** Exercise brief **
Read the records and gather each line that includes "egna".
··· Data listing ···
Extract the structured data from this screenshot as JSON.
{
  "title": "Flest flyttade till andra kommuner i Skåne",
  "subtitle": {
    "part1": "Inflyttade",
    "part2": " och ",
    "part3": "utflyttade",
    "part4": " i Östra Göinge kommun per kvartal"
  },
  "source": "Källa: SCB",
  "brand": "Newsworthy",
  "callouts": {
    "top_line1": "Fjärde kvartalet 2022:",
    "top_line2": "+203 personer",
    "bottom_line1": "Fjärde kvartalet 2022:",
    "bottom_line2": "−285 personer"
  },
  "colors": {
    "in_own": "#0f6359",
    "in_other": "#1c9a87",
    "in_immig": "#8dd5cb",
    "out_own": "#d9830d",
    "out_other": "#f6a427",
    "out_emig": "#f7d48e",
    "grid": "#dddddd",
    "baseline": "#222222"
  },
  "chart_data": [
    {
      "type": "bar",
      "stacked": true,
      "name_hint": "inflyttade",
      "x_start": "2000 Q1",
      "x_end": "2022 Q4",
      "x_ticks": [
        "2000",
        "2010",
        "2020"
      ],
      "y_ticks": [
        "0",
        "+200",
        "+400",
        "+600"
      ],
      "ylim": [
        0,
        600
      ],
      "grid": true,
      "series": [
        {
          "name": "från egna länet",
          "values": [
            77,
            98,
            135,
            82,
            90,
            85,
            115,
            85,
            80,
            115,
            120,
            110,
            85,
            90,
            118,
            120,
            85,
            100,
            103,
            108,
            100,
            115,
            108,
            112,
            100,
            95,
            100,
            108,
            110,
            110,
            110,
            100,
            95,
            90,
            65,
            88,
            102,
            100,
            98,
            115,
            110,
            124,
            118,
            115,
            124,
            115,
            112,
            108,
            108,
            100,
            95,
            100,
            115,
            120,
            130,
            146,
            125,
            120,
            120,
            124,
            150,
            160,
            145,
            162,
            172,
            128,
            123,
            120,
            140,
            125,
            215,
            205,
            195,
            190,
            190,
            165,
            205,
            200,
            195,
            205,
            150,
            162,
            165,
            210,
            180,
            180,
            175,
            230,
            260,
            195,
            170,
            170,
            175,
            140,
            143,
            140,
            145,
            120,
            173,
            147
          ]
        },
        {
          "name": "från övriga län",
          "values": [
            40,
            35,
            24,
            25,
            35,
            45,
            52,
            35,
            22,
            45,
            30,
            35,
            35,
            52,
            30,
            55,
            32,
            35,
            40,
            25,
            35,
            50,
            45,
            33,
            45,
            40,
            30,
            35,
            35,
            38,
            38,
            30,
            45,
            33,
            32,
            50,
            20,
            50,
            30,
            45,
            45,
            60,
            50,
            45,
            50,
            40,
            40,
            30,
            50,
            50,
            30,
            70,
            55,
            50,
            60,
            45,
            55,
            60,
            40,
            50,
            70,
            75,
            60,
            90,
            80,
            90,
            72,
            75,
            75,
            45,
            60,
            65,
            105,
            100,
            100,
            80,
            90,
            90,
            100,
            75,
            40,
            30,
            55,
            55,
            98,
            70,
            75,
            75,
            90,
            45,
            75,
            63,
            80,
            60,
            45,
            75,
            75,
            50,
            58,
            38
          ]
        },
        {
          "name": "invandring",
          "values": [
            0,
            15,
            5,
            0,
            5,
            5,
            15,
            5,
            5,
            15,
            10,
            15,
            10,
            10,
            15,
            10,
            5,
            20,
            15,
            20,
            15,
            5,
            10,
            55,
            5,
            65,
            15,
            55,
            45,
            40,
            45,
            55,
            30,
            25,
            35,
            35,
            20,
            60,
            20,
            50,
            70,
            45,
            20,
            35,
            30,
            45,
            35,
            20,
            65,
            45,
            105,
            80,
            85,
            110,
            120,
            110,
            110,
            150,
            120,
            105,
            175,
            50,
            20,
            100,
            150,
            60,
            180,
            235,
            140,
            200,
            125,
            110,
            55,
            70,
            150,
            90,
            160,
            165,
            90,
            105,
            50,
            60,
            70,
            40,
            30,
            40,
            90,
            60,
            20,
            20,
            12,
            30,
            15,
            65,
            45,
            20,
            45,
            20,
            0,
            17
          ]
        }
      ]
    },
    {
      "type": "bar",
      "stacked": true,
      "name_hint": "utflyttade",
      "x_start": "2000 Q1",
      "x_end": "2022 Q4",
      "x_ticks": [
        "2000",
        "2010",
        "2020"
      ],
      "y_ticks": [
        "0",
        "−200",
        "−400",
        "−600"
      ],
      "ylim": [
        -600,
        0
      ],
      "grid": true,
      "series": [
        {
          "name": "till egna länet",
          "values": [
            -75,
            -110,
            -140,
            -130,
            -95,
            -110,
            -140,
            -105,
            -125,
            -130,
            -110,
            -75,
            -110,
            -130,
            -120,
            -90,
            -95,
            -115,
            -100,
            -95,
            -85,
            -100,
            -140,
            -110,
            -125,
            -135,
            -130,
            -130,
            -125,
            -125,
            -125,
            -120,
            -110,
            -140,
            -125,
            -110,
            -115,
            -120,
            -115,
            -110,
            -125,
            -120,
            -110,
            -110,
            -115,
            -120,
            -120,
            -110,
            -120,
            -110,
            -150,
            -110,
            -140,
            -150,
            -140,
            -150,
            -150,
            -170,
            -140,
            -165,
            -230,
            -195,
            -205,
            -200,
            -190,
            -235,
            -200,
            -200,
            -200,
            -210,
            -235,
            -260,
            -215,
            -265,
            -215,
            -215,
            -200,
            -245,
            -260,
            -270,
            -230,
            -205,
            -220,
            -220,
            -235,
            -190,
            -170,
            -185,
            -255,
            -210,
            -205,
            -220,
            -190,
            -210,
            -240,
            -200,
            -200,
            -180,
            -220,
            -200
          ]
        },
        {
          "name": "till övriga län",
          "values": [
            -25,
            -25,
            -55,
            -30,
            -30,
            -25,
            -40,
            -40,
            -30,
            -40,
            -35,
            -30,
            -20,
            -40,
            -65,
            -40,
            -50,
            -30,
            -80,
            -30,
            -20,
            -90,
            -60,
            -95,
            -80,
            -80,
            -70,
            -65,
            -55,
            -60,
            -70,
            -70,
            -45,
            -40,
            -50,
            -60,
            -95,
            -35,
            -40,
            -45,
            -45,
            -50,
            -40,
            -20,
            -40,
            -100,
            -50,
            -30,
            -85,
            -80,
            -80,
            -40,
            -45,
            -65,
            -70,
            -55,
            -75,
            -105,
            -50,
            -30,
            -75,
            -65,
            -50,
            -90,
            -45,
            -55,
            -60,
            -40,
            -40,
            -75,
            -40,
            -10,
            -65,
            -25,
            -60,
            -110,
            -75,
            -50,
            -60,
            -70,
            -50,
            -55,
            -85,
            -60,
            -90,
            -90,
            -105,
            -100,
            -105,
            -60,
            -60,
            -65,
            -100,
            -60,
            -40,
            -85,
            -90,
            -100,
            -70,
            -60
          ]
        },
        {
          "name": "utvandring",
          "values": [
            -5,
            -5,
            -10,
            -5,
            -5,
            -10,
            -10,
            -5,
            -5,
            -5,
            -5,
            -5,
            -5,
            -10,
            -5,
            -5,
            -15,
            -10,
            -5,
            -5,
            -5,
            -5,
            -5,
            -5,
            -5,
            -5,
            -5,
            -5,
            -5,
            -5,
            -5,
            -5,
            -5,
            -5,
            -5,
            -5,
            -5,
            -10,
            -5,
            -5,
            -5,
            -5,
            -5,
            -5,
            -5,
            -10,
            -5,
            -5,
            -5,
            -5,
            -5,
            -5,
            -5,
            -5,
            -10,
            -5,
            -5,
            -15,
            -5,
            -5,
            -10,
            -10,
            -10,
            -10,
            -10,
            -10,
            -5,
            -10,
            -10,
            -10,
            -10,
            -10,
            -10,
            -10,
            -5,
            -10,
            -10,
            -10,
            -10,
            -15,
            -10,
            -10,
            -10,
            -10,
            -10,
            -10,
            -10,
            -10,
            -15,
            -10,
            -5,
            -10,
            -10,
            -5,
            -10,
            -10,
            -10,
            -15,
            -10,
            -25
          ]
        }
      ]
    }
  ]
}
···
** Output for this task **
          "name": "från egna länet",
          "name": "till egna länet",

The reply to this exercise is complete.